# DIRECTION
Sort through the data and copy the lines holding the word "単純移動平均".

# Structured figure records
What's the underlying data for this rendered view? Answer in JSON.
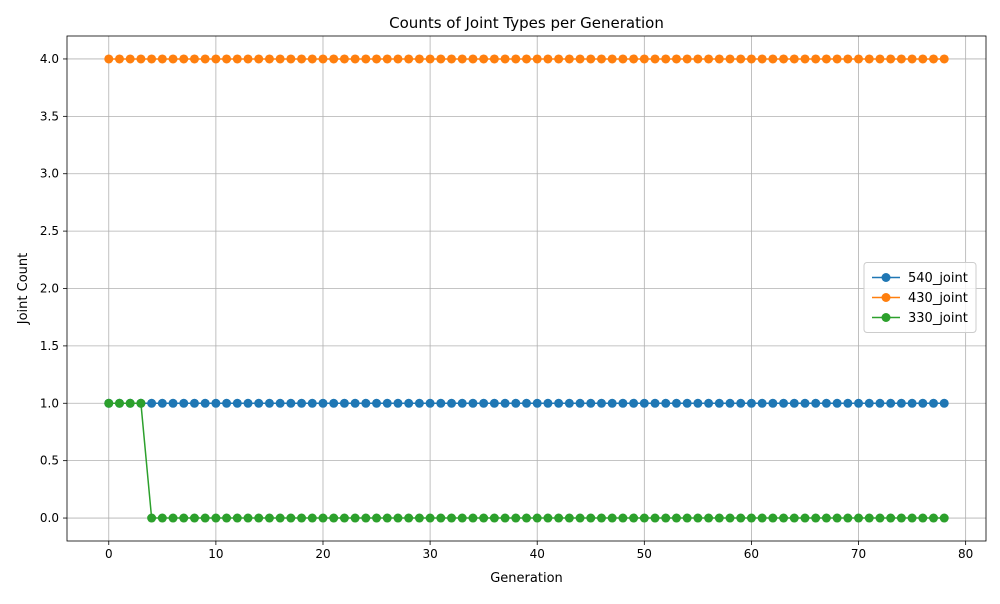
{
  "chart_data": {
    "type": "line",
    "title": "Counts of Joint Types per Generation",
    "xlabel": "Generation",
    "ylabel": "Joint Count",
    "xlim": [
      -3.9,
      81.9
    ],
    "ylim": [
      -0.2,
      4.2
    ],
    "xticks": [
      0,
      10,
      20,
      30,
      40,
      50,
      60,
      70,
      80
    ],
    "xtick_labels": [
      "0",
      "10",
      "20",
      "30",
      "40",
      "50",
      "60",
      "70",
      "80"
    ],
    "yticks": [
      0.0,
      0.5,
      1.0,
      1.5,
      2.0,
      2.5,
      3.0,
      3.5,
      4.0
    ],
    "ytick_labels": [
      "0.0",
      "0.5",
      "1.0",
      "1.5",
      "2.0",
      "2.5",
      "3.0",
      "3.5",
      "4.0"
    ],
    "grid": true,
    "legend_position": "center-right",
    "x_start": 0,
    "x_end": 78,
    "series": [
      {
        "name": "540_joint",
        "color": "#1f77b4",
        "values": [
          1,
          1,
          1,
          1,
          1,
          1,
          1,
          1,
          1,
          1,
          1,
          1,
          1,
          1,
          1,
          1,
          1,
          1,
          1,
          1,
          1,
          1,
          1,
          1,
          1,
          1,
          1,
          1,
          1,
          1,
          1,
          1,
          1,
          1,
          1,
          1,
          1,
          1,
          1,
          1,
          1,
          1,
          1,
          1,
          1,
          1,
          1,
          1,
          1,
          1,
          1,
          1,
          1,
          1,
          1,
          1,
          1,
          1,
          1,
          1,
          1,
          1,
          1,
          1,
          1,
          1,
          1,
          1,
          1,
          1,
          1,
          1,
          1,
          1,
          1,
          1,
          1,
          1,
          1
        ]
      },
      {
        "name": "430_joint",
        "color": "#ff7f0e",
        "values": [
          4,
          4,
          4,
          4,
          4,
          4,
          4,
          4,
          4,
          4,
          4,
          4,
          4,
          4,
          4,
          4,
          4,
          4,
          4,
          4,
          4,
          4,
          4,
          4,
          4,
          4,
          4,
          4,
          4,
          4,
          4,
          4,
          4,
          4,
          4,
          4,
          4,
          4,
          4,
          4,
          4,
          4,
          4,
          4,
          4,
          4,
          4,
          4,
          4,
          4,
          4,
          4,
          4,
          4,
          4,
          4,
          4,
          4,
          4,
          4,
          4,
          4,
          4,
          4,
          4,
          4,
          4,
          4,
          4,
          4,
          4,
          4,
          4,
          4,
          4,
          4,
          4,
          4,
          4
        ]
      },
      {
        "name": "330_joint",
        "color": "#2ca02c",
        "values": [
          1,
          1,
          1,
          1,
          0,
          0,
          0,
          0,
          0,
          0,
          0,
          0,
          0,
          0,
          0,
          0,
          0,
          0,
          0,
          0,
          0,
          0,
          0,
          0,
          0,
          0,
          0,
          0,
          0,
          0,
          0,
          0,
          0,
          0,
          0,
          0,
          0,
          0,
          0,
          0,
          0,
          0,
          0,
          0,
          0,
          0,
          0,
          0,
          0,
          0,
          0,
          0,
          0,
          0,
          0,
          0,
          0,
          0,
          0,
          0,
          0,
          0,
          0,
          0,
          0,
          0,
          0,
          0,
          0,
          0,
          0,
          0,
          0,
          0,
          0,
          0,
          0,
          0,
          0
        ]
      }
    ]
  }
}
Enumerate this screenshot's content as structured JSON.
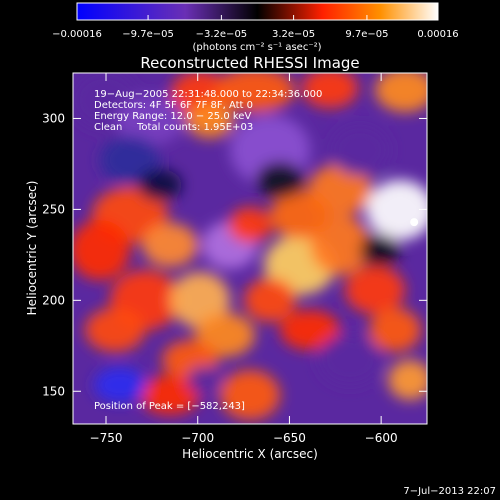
{
  "chart_data": {
    "type": "heatmap",
    "title": "Reconstructed RHESSI Image",
    "xlabel": "Heliocentric X (arcsec)",
    "ylabel": "Heliocentric Y (arcsec)",
    "xlim": [
      -768,
      -575
    ],
    "ylim": [
      132,
      325
    ],
    "x_ticks": [
      -750,
      -700,
      -650,
      -600
    ],
    "y_ticks": [
      150,
      200,
      250,
      300
    ],
    "x_tick_labels": [
      "−750",
      "−700",
      "−650",
      "−600"
    ],
    "y_tick_labels": [
      "150",
      "200",
      "250",
      "300"
    ],
    "grid": false,
    "colorbar": {
      "range": [
        -0.00016,
        0.00016
      ],
      "ticks": [
        -0.00016,
        -9.7e-05,
        -3.2e-05,
        3.2e-05,
        9.7e-05,
        0.00016
      ],
      "tick_labels": [
        "−0.00016",
        "−9.7e−05",
        "−3.2e−05",
        "3.2e−05",
        "9.7e−05",
        "0.00016"
      ],
      "unit_label": "(photons cm⁻² s⁻¹ asec⁻²)",
      "colors": [
        "#0000ff",
        "#6a2fb5",
        "#000000",
        "#ff2000",
        "#ff9000",
        "#ffffff"
      ]
    },
    "annotations": {
      "time_range": "19−Aug−2005 22:31:48.000 to 22:34:36.000",
      "detectors": "Detectors: 4F 5F 6F 7F 8F, Att 0",
      "energy": "Energy Range: 12.0 − 25.0 keV",
      "clean_label": "Clean",
      "total_counts": "Total counts: 1.95E+03",
      "peak": "Position of Peak = [−582,243]"
    },
    "peak_position": [
      -582,
      243
    ],
    "footer_date": "7−Jul−2013 22:07"
  }
}
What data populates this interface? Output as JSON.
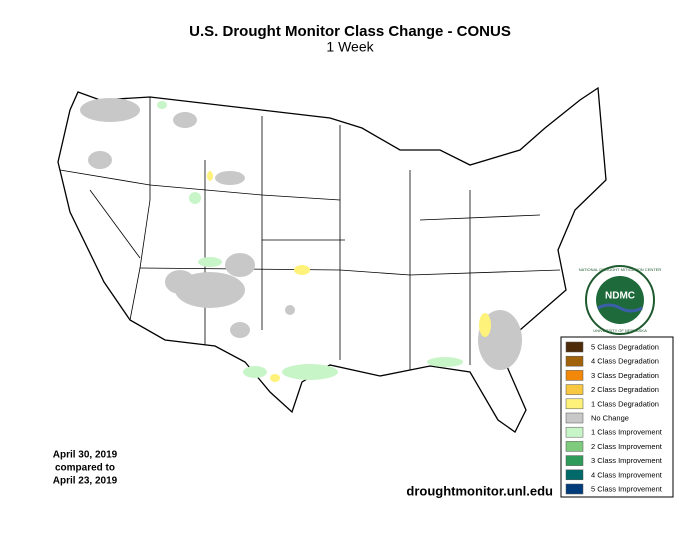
{
  "header": {
    "title": "U.S. Drought Monitor Class Change - CONUS",
    "subtitle": "1 Week"
  },
  "dates": [
    "April 30, 2019",
    "compared to",
    "April 23, 2019"
  ],
  "source": "droughtmonitor.unl.edu",
  "logo": {
    "label": "NDMC",
    "ring_top": "NATIONAL DROUGHT MITIGATION CENTER",
    "ring_bottom": "UNIVERSITY OF NEBRASKA"
  },
  "legend": [
    {
      "label": "5 Class Degradation",
      "color": "#4e2c0a"
    },
    {
      "label": "4 Class Degradation",
      "color": "#a0620a"
    },
    {
      "label": "3 Class Degradation",
      "color": "#f2880a"
    },
    {
      "label": "2 Class Degradation",
      "color": "#f8c840"
    },
    {
      "label": "1 Class Degradation",
      "color": "#fff27a"
    },
    {
      "label": "No Change",
      "color": "#c8c8c8"
    },
    {
      "label": "1 Class Improvement",
      "color": "#c8f5c8"
    },
    {
      "label": "2 Class Improvement",
      "color": "#7ecb7e"
    },
    {
      "label": "3 Class Improvement",
      "color": "#2e9b5a"
    },
    {
      "label": "4 Class Improvement",
      "color": "#006a6a"
    },
    {
      "label": "5 Class Improvement",
      "color": "#003c7a"
    }
  ]
}
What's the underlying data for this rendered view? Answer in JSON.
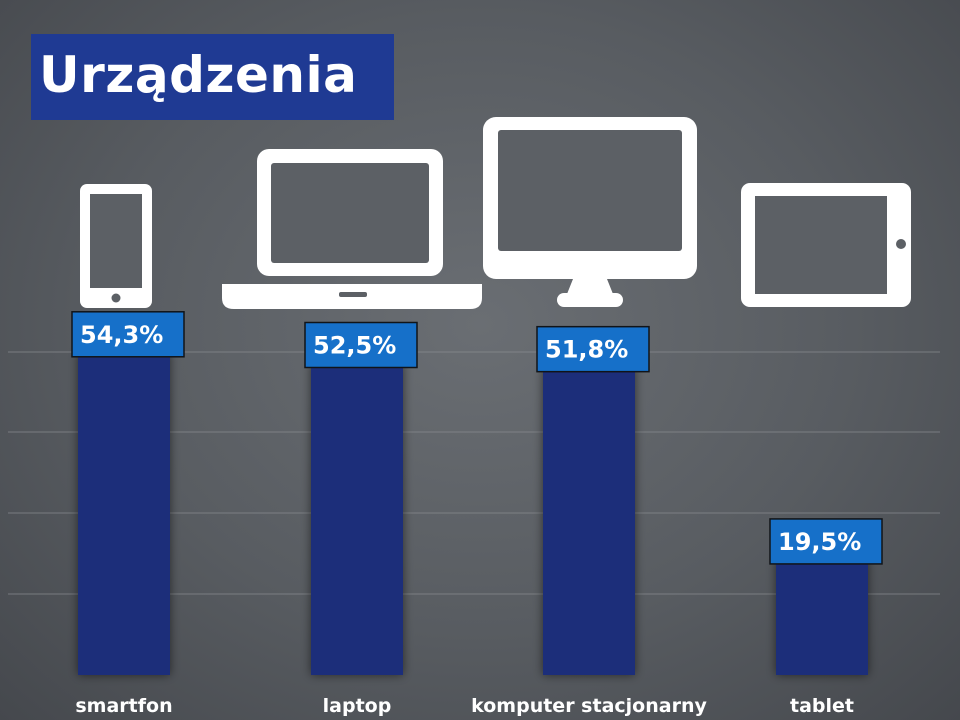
{
  "slide": {
    "title": "Urządzenia"
  },
  "colors": {
    "title_bg": "#1f3a93",
    "bar": "#1e2f7a",
    "label_bg": "#1670c9",
    "icon": "#ffffff",
    "grid": "#8a8d92"
  },
  "icons": [
    "smartphone-icon",
    "laptop-icon",
    "desktop-monitor-icon",
    "tablet-icon"
  ],
  "chart_data": {
    "type": "bar",
    "categories": [
      "smartfon",
      "laptop",
      "komputer stacjonarny",
      "tablet"
    ],
    "values": [
      54.3,
      52.5,
      51.8,
      19.5
    ],
    "value_labels": [
      "54,3%",
      "52,5%",
      "51,8%",
      "19,5%"
    ],
    "title": "",
    "xlabel": "",
    "ylabel": "",
    "ylim": [
      0,
      63
    ],
    "grid": true,
    "legend": "none"
  }
}
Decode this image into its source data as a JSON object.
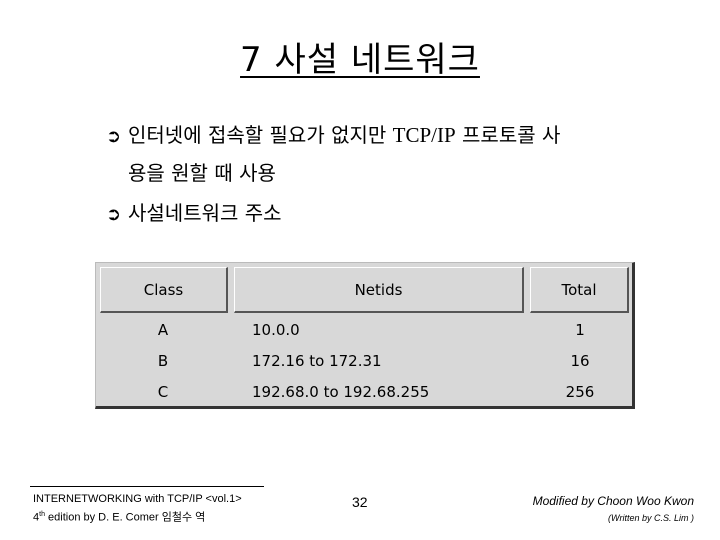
{
  "title": "7 사설 네트워크",
  "bullets": {
    "arrow": "➲",
    "b1_line1_a": "인터넷에 접속할 필요가 없지만 ",
    "b1_line1_b": "TCP/IP",
    "b1_line1_c": " 프로토콜 사",
    "b1_line2": "용을 원할 때 사용",
    "b2": "사설네트워크 주소"
  },
  "table": {
    "headers": [
      "Class",
      "Netids",
      "Total"
    ],
    "rows": [
      {
        "class": "A",
        "netids": "10.0.0",
        "total": "1"
      },
      {
        "class": "B",
        "netids": "172.16 to 172.31",
        "total": "16"
      },
      {
        "class": "C",
        "netids": "192.68.0 to 192.68.255",
        "total": "256"
      }
    ]
  },
  "footer": {
    "left_line1": "INTERNETWORKING with TCP/IP <vol.1>",
    "left_line2_num": "4",
    "left_line2_sup": "th",
    "left_line2_rest": " edition by D. E. Comer 임철수 역",
    "page_number": "32",
    "right_line1": "Modified by Choon Woo Kwon",
    "right_line2": "(Written by C.S. Lim )"
  }
}
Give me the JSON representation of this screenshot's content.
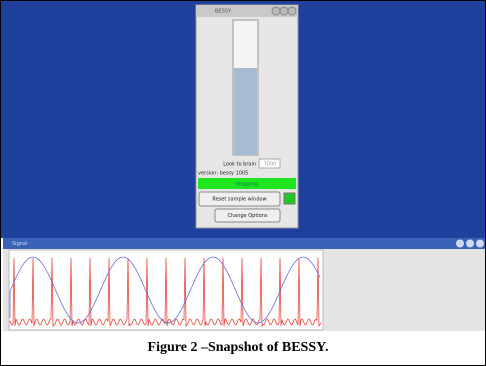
{
  "panel_window": {
    "title": "BESSY"
  },
  "gauge_label": "Look to brain",
  "gauge_input": "7000",
  "version": "version: bessy 1005",
  "status": "Stopping",
  "buttons": [
    "Reset sample window",
    "Change Options"
  ],
  "signal_window": {
    "title": "Signal"
  },
  "caption": "Figure 2 –Snapshot of BESSY."
}
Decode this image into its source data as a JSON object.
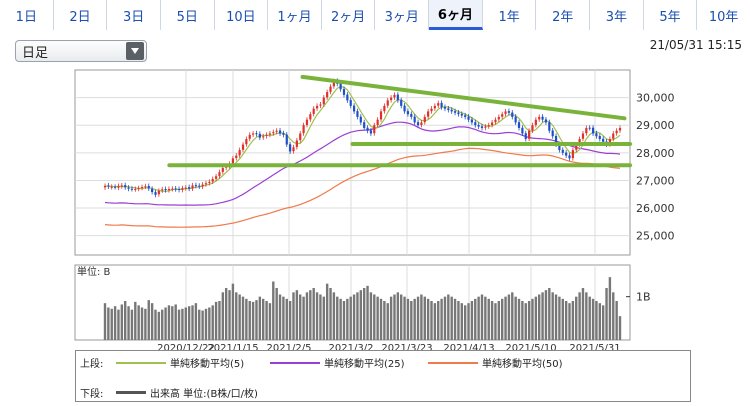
{
  "tabs": [
    {
      "label": "1日",
      "active": false
    },
    {
      "label": "2日",
      "active": false
    },
    {
      "label": "3日",
      "active": false
    },
    {
      "label": "5日",
      "active": false
    },
    {
      "label": "10日",
      "active": false
    },
    {
      "label": "1ヶ月",
      "active": false
    },
    {
      "label": "2ヶ月",
      "active": false
    },
    {
      "label": "3ヶ月",
      "active": false
    },
    {
      "label": "6ヶ月",
      "active": true
    },
    {
      "label": "1年",
      "active": false
    },
    {
      "label": "2年",
      "active": false
    },
    {
      "label": "3年",
      "active": false
    },
    {
      "label": "5年",
      "active": false
    },
    {
      "label": "10年",
      "active": false
    }
  ],
  "period_select": {
    "value": "日足"
  },
  "timestamp": "21/05/31 15:15",
  "colors": {
    "up": "#e0302a",
    "down": "#1f4fc8",
    "ma5": "#a0c050",
    "ma25": "#9b3fd4",
    "ma50": "#f07a4a",
    "trend": "#7ab33a",
    "volume": "#777777"
  },
  "chart_data": {
    "type": "candlestick",
    "y_ticks": [
      "30,000",
      "29,000",
      "28,000",
      "27,000",
      "26,000",
      "25,000"
    ],
    "ylim": [
      24300,
      31000
    ],
    "x_ticks": [
      "2020/12/22",
      "2021/1/15",
      "2021/2/5",
      "2021/3/2",
      "2021/3/23",
      "2021/4/13",
      "2021/5/10",
      "2021/5/31"
    ],
    "close": [
      26800,
      26780,
      26770,
      26760,
      26800,
      26820,
      26750,
      26700,
      26690,
      26690,
      26720,
      26760,
      26790,
      26710,
      26580,
      26480,
      26620,
      26680,
      26650,
      26690,
      26700,
      26680,
      26660,
      26720,
      26740,
      26700,
      26820,
      26800,
      26780,
      26850,
      26900,
      26950,
      27050,
      27150,
      27300,
      27450,
      27520,
      27600,
      27800,
      27900,
      28100,
      28300,
      28500,
      28650,
      28700,
      28680,
      28550,
      28600,
      28650,
      28700,
      28750,
      28800,
      28700,
      28650,
      28300,
      28050,
      28200,
      28450,
      28700,
      29000,
      29200,
      29400,
      29600,
      29700,
      29750,
      30000,
      30200,
      30400,
      30600,
      30500,
      30300,
      30100,
      29900,
      29700,
      29500,
      29300,
      29100,
      28900,
      28800,
      28700,
      29000,
      29200,
      29500,
      29700,
      29900,
      30000,
      30100,
      29900,
      29700,
      29500,
      29400,
      29300,
      29100,
      29000,
      29100,
      29300,
      29500,
      29600,
      29700,
      29800,
      29650,
      29600,
      29550,
      29500,
      29450,
      29400,
      29350,
      29300,
      29200,
      29100,
      29000,
      28950,
      28900,
      28950,
      29000,
      29100,
      29200,
      29300,
      29400,
      29500,
      29450,
      29300,
      29100,
      28900,
      28700,
      28500,
      28800,
      29000,
      29200,
      29300,
      29200,
      29100,
      28800,
      28600,
      28300,
      28100,
      28000,
      27900,
      27800,
      28100,
      28300,
      28500,
      28700,
      28900,
      28900,
      28700,
      28600,
      28500,
      28400,
      28300,
      28500,
      28700,
      28800,
      28900
    ],
    "open": [
      26750,
      26820,
      26760,
      26770,
      26740,
      26790,
      26830,
      26740,
      26700,
      26680,
      26700,
      26730,
      26780,
      26800,
      26700,
      26580,
      26500,
      26640,
      26690,
      26650,
      26690,
      26710,
      26690,
      26660,
      26720,
      26760,
      26710,
      26830,
      26810,
      26780,
      26860,
      26910,
      26960,
      27060,
      27160,
      27310,
      27460,
      27520,
      27620,
      27810,
      27910,
      28110,
      28310,
      28510,
      28660,
      28710,
      28690,
      28560,
      28610,
      28660,
      28710,
      28760,
      28810,
      28710,
      28660,
      28310,
      28060,
      28210,
      28460,
      28710,
      29010,
      29210,
      29410,
      29610,
      29710,
      29760,
      30010,
      30210,
      30410,
      30610,
      30510,
      30310,
      30110,
      29910,
      29710,
      29510,
      29310,
      29110,
      28910,
      28810,
      28710,
      29010,
      29210,
      29510,
      29710,
      29910,
      30010,
      30110,
      29910,
      29710,
      29510,
      29410,
      29310,
      29110,
      29010,
      29110,
      29310,
      29510,
      29610,
      29710,
      29810,
      29660,
      29610,
      29560,
      29510,
      29460,
      29410,
      29360,
      29310,
      29210,
      29110,
      29010,
      28960,
      28910,
      28960,
      29010,
      29110,
      29210,
      29310,
      29410,
      29510,
      29460,
      29310,
      29110,
      28910,
      28710,
      28510,
      28810,
      29010,
      29210,
      29310,
      29210,
      29110,
      28810,
      28610,
      28310,
      28110,
      28010,
      27910,
      27810,
      28110,
      28310,
      28510,
      28710,
      28910,
      28910,
      28710,
      28610,
      28510,
      28410,
      28310,
      28510,
      28710,
      28810
    ],
    "volume": [
      0.85,
      0.75,
      0.72,
      0.78,
      0.7,
      0.82,
      0.9,
      0.78,
      0.7,
      0.88,
      0.8,
      0.75,
      0.72,
      0.92,
      0.85,
      0.7,
      0.65,
      0.7,
      0.75,
      0.8,
      0.78,
      0.82,
      0.7,
      0.72,
      0.75,
      0.78,
      0.8,
      0.85,
      0.7,
      0.68,
      0.72,
      0.75,
      0.8,
      0.88,
      0.9,
      1.1,
      1.2,
      1.15,
      1.3,
      1.1,
      1.05,
      1.0,
      0.95,
      0.9,
      0.88,
      0.92,
      1.0,
      0.95,
      0.9,
      0.85,
      1.35,
      1.2,
      1.05,
      1.0,
      0.95,
      0.9,
      1.1,
      1.15,
      1.05,
      1.0,
      1.1,
      1.15,
      1.2,
      1.1,
      1.05,
      1.0,
      1.3,
      1.2,
      1.1,
      1.0,
      0.95,
      0.9,
      0.95,
      1.0,
      1.05,
      1.1,
      1.15,
      1.2,
      1.25,
      1.1,
      1.05,
      1.0,
      0.95,
      0.9,
      0.85,
      1.0,
      1.05,
      1.1,
      1.05,
      1.0,
      0.95,
      0.9,
      0.95,
      1.0,
      1.05,
      1.0,
      0.95,
      0.9,
      0.85,
      0.9,
      0.95,
      1.0,
      1.05,
      1.0,
      0.95,
      0.9,
      0.85,
      0.8,
      0.85,
      0.9,
      0.95,
      1.0,
      1.05,
      1.0,
      0.95,
      0.9,
      0.85,
      0.9,
      0.95,
      1.0,
      1.05,
      1.1,
      1.0,
      0.95,
      0.9,
      0.85,
      0.9,
      0.95,
      1.0,
      1.05,
      1.1,
      1.15,
      1.2,
      1.1,
      1.05,
      1.0,
      0.95,
      0.9,
      0.85,
      0.9,
      1.0,
      1.1,
      1.2,
      1.1,
      1.0,
      0.95,
      0.9,
      0.85,
      0.8,
      1.2,
      1.45,
      1.1,
      0.9,
      0.55
    ],
    "trendlines": [
      {
        "from": [
          0.41,
          30750
        ],
        "to": [
          0.99,
          29250
        ]
      },
      {
        "from": [
          0.5,
          28320
        ],
        "to": [
          1.0,
          28320
        ]
      },
      {
        "from": [
          0.17,
          27550
        ],
        "to": [
          1.0,
          27550
        ]
      }
    ],
    "volume_tick": "1B",
    "volume_label": "単位: B"
  },
  "legend": {
    "upper_label": "上段:",
    "lower_label": "下段:",
    "ma5": "単純移動平均(5)",
    "ma25": "単純移動平均(25)",
    "ma50": "単純移動平均(50)",
    "volume": "出来高 単位:(B株/口/枚)"
  }
}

# FINAL ANSWER
    "ma5": "単純移動平均(5)",
    "ma25": "単純移動平均(25)",
    "ma50": "単純移動平均(50)",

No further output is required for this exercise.